▶ 任务
请把下面所有各行原样输出，一字不改。

***

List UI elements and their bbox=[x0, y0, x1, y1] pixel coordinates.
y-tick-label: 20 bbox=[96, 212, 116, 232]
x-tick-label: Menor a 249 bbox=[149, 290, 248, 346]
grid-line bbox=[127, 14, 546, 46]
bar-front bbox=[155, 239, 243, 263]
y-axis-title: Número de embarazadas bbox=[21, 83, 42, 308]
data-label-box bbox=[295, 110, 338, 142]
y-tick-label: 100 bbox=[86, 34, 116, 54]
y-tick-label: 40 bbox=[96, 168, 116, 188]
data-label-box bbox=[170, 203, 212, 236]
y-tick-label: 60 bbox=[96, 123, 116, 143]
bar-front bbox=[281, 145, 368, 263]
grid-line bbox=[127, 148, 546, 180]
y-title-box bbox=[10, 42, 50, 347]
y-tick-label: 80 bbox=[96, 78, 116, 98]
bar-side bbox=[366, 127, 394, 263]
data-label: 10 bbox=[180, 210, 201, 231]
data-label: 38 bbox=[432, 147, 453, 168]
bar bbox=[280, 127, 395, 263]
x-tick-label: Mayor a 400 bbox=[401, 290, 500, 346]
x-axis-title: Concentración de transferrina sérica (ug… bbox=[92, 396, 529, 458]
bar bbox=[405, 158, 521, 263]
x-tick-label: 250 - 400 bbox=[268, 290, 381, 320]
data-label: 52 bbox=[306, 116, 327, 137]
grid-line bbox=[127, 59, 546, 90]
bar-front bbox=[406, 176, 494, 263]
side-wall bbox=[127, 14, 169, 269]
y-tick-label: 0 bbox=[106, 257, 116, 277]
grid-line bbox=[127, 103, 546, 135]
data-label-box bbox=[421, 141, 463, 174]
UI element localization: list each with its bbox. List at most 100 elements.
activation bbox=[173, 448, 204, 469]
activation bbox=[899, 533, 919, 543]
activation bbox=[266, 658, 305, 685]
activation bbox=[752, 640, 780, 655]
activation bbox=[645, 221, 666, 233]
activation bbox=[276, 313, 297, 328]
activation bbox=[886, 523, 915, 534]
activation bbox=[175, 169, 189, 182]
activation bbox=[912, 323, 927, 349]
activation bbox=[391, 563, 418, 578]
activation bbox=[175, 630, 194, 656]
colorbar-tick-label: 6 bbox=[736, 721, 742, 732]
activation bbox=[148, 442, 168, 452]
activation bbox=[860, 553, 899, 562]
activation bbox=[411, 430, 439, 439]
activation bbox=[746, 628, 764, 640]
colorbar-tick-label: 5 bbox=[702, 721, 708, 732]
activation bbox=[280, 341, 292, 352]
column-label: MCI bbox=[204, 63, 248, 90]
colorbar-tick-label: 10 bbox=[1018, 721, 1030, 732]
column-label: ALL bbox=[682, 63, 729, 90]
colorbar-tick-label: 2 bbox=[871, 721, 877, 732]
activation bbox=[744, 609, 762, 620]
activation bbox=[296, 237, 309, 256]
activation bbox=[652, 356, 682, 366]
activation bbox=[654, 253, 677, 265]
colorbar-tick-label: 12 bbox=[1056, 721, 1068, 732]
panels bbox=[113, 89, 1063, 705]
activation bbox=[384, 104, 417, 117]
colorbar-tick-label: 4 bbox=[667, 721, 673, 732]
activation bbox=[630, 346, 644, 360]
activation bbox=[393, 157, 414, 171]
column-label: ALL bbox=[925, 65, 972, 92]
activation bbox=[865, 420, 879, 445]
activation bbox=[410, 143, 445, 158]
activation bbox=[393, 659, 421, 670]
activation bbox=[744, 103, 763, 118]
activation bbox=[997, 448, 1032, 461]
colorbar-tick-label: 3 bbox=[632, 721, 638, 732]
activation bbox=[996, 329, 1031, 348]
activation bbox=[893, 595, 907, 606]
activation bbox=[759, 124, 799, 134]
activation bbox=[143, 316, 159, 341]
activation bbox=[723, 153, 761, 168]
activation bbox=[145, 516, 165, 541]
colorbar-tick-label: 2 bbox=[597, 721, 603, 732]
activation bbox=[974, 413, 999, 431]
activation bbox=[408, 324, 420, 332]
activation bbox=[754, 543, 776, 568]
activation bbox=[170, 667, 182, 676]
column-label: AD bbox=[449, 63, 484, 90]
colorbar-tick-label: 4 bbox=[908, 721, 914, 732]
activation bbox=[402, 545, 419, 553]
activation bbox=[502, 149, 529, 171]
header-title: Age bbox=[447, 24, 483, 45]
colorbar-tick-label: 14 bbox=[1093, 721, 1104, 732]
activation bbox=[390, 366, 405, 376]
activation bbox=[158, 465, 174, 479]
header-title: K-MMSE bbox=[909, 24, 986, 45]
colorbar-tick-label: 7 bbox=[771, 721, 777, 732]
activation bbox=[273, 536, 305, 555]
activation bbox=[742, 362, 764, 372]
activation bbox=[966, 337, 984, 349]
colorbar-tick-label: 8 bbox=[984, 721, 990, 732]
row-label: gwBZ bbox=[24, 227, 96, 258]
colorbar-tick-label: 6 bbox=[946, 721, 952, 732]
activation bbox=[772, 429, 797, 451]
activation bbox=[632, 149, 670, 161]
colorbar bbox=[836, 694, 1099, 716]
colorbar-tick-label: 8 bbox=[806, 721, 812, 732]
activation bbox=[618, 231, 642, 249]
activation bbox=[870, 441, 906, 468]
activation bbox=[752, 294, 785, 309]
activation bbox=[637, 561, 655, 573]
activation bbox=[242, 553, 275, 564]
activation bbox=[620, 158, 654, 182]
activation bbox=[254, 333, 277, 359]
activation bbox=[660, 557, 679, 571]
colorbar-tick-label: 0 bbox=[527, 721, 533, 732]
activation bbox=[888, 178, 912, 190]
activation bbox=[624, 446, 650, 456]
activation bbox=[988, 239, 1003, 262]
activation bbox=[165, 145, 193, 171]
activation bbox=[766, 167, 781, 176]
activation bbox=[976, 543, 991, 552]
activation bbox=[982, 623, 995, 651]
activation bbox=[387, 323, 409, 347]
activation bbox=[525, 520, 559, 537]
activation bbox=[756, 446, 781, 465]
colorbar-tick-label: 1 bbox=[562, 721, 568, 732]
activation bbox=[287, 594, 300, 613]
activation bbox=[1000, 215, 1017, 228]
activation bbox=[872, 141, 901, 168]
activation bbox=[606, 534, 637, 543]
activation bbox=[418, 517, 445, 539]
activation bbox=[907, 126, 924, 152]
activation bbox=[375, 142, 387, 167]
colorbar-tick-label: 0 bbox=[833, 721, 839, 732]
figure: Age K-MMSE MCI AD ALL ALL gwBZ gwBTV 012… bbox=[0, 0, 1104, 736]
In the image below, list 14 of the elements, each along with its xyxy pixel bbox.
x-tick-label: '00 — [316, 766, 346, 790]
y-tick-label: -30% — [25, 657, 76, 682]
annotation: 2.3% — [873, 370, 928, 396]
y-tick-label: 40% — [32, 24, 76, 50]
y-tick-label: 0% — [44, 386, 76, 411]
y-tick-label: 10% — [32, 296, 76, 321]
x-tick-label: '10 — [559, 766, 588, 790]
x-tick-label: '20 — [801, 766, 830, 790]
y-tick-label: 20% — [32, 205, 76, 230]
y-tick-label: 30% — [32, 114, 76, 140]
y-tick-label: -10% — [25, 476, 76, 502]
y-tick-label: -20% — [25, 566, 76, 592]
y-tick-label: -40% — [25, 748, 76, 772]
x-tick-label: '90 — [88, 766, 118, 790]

***

▶ 正确输出
List UI elements and their bbox=[x0, y0, x1, y1] pixel coordinates.
y-tick-label: 20 bbox=[96, 212, 116, 232]
x-tick-label: Menor a 249 bbox=[149, 290, 248, 346]
grid-line bbox=[127, 14, 546, 46]
bar-front bbox=[155, 239, 243, 263]
y-axis-title: Número de embarazadas bbox=[21, 83, 42, 308]
data-label-box bbox=[295, 110, 338, 142]
y-tick-label: 100 bbox=[86, 34, 116, 54]
y-tick-label: 40 bbox=[96, 168, 116, 188]
data-label-box bbox=[170, 203, 212, 236]
y-tick-label: 60 bbox=[96, 123, 116, 143]
bar-front bbox=[281, 145, 368, 263]
grid-line bbox=[127, 148, 546, 180]
y-title-box bbox=[10, 42, 50, 347]
y-tick-label: 80 bbox=[96, 78, 116, 98]
bar-side bbox=[366, 127, 394, 263]
data-label: 10 bbox=[180, 210, 201, 231]
data-label: 38 bbox=[432, 147, 453, 168]
bar bbox=[280, 127, 395, 263]
x-tick-label: Mayor a 400 bbox=[401, 290, 500, 346]
x-axis-title: Concentración de transferrina sérica (ug… bbox=[92, 396, 529, 458]
bar bbox=[405, 158, 521, 263]
x-tick-label: 250 - 400 bbox=[268, 290, 381, 320]
data-label: 52 bbox=[306, 116, 327, 137]
grid-line bbox=[127, 59, 546, 90]
bar-front bbox=[406, 176, 494, 263]
side-wall bbox=[127, 14, 169, 269]
y-tick-label: 0 bbox=[106, 257, 116, 277]
grid-line bbox=[127, 103, 546, 135]
data-label-box bbox=[421, 141, 463, 174]
UI element localization: list each with its bbox. List at most 100 elements.
activation bbox=[173, 448, 204, 469]
activation bbox=[899, 533, 919, 543]
activation bbox=[266, 658, 305, 685]
activation bbox=[752, 640, 780, 655]
activation bbox=[645, 221, 666, 233]
activation bbox=[276, 313, 297, 328]
activation bbox=[886, 523, 915, 534]
activation bbox=[175, 169, 189, 182]
activation bbox=[912, 323, 927, 349]
activation bbox=[391, 563, 418, 578]
activation bbox=[175, 630, 194, 656]
colorbar-tick-label: 6 bbox=[736, 721, 742, 732]
activation bbox=[148, 442, 168, 452]
activation bbox=[860, 553, 899, 562]
activation bbox=[411, 430, 439, 439]
activation bbox=[746, 628, 764, 640]
colorbar-tick-label: 5 bbox=[702, 721, 708, 732]
activation bbox=[280, 341, 292, 352]
column-label: MCI bbox=[204, 63, 248, 90]
colorbar-tick-label: 10 bbox=[1018, 721, 1030, 732]
column-label: ALL bbox=[682, 63, 729, 90]
colorbar-tick-label: 2 bbox=[871, 721, 877, 732]
activation bbox=[744, 609, 762, 620]
activation bbox=[296, 237, 309, 256]
activation bbox=[652, 356, 682, 366]
activation bbox=[654, 253, 677, 265]
colorbar-tick-label: 12 bbox=[1056, 721, 1068, 732]
panels bbox=[113, 89, 1063, 705]
activation bbox=[384, 104, 417, 117]
colorbar-tick-label: 4 bbox=[667, 721, 673, 732]
activation bbox=[630, 346, 644, 360]
activation bbox=[393, 157, 414, 171]
column-label: ALL bbox=[925, 65, 972, 92]
activation bbox=[865, 420, 879, 445]
activation bbox=[410, 143, 445, 158]
activation bbox=[393, 659, 421, 670]
activation bbox=[744, 103, 763, 118]
activation bbox=[997, 448, 1032, 461]
colorbar-tick-label: 3 bbox=[632, 721, 638, 732]
activation bbox=[996, 329, 1031, 348]
activation bbox=[893, 595, 907, 606]
activation bbox=[759, 124, 799, 134]
activation bbox=[143, 316, 159, 341]
activation bbox=[723, 153, 761, 168]
activation bbox=[145, 516, 165, 541]
colorbar-tick-label: 2 bbox=[597, 721, 603, 732]
activation bbox=[974, 413, 999, 431]
activation bbox=[408, 324, 420, 332]
activation bbox=[754, 543, 776, 568]
activation bbox=[170, 667, 182, 676]
column-label: AD bbox=[449, 63, 484, 90]
colorbar-tick-label: 4 bbox=[908, 721, 914, 732]
activation bbox=[402, 545, 419, 553]
activation bbox=[502, 149, 529, 171]
header-title: Age bbox=[447, 24, 483, 45]
colorbar-tick-label: 14 bbox=[1093, 721, 1104, 732]
activation bbox=[390, 366, 405, 376]
activation bbox=[158, 465, 174, 479]
header-title: K-MMSE bbox=[909, 24, 986, 45]
colorbar-tick-label: 7 bbox=[771, 721, 777, 732]
activation bbox=[273, 536, 305, 555]
activation bbox=[742, 362, 764, 372]
activation bbox=[966, 337, 984, 349]
colorbar-tick-label: 8 bbox=[984, 721, 990, 732]
row-label: gwBZ bbox=[24, 227, 96, 258]
colorbar-tick-label: 6 bbox=[946, 721, 952, 732]
activation bbox=[772, 429, 797, 451]
activation bbox=[632, 149, 670, 161]
colorbar bbox=[836, 694, 1099, 716]
colorbar-tick-label: 8 bbox=[806, 721, 812, 732]
activation bbox=[618, 231, 642, 249]
activation bbox=[870, 441, 906, 468]
activation bbox=[752, 294, 785, 309]
activation bbox=[637, 561, 655, 573]
activation bbox=[242, 553, 275, 564]
activation bbox=[620, 158, 654, 182]
activation bbox=[254, 333, 277, 359]
activation bbox=[660, 557, 679, 571]
colorbar-tick-label: 0 bbox=[527, 721, 533, 732]
activation bbox=[888, 178, 912, 190]
activation bbox=[624, 446, 650, 456]
activation bbox=[988, 239, 1003, 262]
activation bbox=[165, 145, 193, 171]
activation bbox=[766, 167, 781, 176]
activation bbox=[976, 543, 991, 552]
activation bbox=[982, 623, 995, 651]
activation bbox=[387, 323, 409, 347]
activation bbox=[525, 520, 559, 537]
activation bbox=[756, 446, 781, 465]
colorbar-tick-label: 1 bbox=[562, 721, 568, 732]
activation bbox=[287, 594, 300, 613]
activation bbox=[1000, 215, 1017, 228]
activation bbox=[872, 141, 901, 168]
activation bbox=[606, 534, 637, 543]
activation bbox=[418, 517, 445, 539]
activation bbox=[907, 126, 924, 152]
activation bbox=[375, 142, 387, 167]
colorbar-tick-label: 0 bbox=[833, 721, 839, 732]
figure: Age K-MMSE MCI AD ALL ALL gwBZ gwBTV 012… bbox=[0, 0, 1104, 736]
In the image below, list 14 of the elements, each along with its xyxy pixel bbox.
x-tick-label: '00 — [316, 766, 346, 790]
y-tick-label: -30% — [25, 657, 76, 682]
annotation: 2.3% — [873, 370, 928, 396]
y-tick-label: 40% — [32, 24, 76, 50]
y-tick-label: 0% — [44, 386, 76, 411]
y-tick-label: 10% — [32, 296, 76, 321]
x-tick-label: '10 — [559, 766, 588, 790]
x-tick-label: '20 — [801, 766, 830, 790]
y-tick-label: 20% — [32, 205, 76, 230]
y-tick-label: 30% — [32, 114, 76, 140]
y-tick-label: -10% — [25, 476, 76, 502]
y-tick-label: -20% — [25, 566, 76, 592]
y-tick-label: -40% — [25, 748, 76, 772]
x-tick-label: '90 — [88, 766, 118, 790]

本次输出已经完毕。